* _Task to carry out_
Among the records below, find each line that includes the string "JSON" and copy it.

* _Listing_
- - - - -
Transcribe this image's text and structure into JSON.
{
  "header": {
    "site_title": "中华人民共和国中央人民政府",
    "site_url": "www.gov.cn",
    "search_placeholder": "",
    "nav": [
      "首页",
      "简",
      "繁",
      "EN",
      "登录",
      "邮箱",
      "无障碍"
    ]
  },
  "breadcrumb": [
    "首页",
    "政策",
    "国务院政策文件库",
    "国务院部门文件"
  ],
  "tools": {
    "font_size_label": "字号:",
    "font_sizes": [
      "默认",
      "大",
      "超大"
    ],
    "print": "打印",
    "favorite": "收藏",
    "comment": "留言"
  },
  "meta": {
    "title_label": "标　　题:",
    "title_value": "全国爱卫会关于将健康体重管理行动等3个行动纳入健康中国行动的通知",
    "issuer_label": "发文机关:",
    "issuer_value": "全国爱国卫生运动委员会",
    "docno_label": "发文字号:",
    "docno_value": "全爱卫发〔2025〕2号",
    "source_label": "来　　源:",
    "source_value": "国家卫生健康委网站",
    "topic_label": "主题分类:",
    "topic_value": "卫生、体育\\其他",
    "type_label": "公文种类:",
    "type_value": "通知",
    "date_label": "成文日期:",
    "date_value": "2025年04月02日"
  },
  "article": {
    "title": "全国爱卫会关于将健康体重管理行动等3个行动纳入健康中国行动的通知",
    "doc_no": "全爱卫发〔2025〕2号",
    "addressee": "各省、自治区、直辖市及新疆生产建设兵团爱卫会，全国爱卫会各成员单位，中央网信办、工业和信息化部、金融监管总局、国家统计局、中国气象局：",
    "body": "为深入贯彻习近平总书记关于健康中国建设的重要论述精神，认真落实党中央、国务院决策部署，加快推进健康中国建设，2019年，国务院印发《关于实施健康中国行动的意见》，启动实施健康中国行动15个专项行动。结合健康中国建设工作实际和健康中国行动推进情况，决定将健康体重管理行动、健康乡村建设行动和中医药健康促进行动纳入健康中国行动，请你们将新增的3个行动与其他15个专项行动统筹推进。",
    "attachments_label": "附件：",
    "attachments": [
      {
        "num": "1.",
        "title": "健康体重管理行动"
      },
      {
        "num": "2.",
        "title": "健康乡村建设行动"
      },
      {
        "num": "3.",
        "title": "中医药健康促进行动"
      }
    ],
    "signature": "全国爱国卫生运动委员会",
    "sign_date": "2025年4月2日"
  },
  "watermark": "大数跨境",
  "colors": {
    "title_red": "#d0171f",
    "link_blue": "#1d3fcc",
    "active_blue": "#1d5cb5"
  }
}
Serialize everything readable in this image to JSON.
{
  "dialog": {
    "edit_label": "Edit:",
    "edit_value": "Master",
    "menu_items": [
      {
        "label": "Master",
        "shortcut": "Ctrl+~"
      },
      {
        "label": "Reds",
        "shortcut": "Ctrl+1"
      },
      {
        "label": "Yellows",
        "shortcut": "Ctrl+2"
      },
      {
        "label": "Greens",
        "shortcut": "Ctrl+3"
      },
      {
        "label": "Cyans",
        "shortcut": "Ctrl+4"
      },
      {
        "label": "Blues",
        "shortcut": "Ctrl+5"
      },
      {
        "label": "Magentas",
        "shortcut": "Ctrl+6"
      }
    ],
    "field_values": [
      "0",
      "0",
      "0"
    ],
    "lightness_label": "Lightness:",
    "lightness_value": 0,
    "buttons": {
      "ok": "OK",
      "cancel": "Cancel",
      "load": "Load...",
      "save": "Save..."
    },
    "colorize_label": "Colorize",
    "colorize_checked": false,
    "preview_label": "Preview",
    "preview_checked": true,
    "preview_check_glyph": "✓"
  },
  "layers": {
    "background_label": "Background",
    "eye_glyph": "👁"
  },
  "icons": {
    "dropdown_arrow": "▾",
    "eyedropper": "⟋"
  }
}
- - - - -
* _Written solution_
Transcribe this image's text and structure into JSON.
Serialize everything readable in this image to JSON.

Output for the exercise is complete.